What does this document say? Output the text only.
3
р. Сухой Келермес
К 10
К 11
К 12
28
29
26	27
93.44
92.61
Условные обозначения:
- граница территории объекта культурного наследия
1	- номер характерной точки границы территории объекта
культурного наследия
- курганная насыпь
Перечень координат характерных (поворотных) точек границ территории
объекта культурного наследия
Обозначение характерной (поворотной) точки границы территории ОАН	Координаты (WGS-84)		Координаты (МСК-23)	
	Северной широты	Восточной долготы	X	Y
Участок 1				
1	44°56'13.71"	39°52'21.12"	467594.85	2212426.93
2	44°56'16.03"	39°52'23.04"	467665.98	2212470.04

§ **Exercise**
Each record must be returned exactly as it is written.

§ **Solution to this exercise**
What does this document say? Output the text only.
3
р. Сухой Келермес
К 10
К 11
К 12
28
29
26	27
93.44
92.61
Условные обозначения:
- граница территории объекта культурного наследия
1	- номер характерной точки границы территории объекта
культурного наследия
- курганная насыпь
Перечень координат характерных (поворотных) точек границ территории
объекта культурного наследия
Обозначение характерной (поворотной) точки границы территории ОАН	Координаты (WGS-84)		Координаты (МСК-23)	
	Северной широты	Восточной долготы	X	Y
Участок 1				
1	44°56'13.71"	39°52'21.12"	467594.85	2212426.93
2	44°56'16.03"	39°52'23.04"	467665.98	2212470.04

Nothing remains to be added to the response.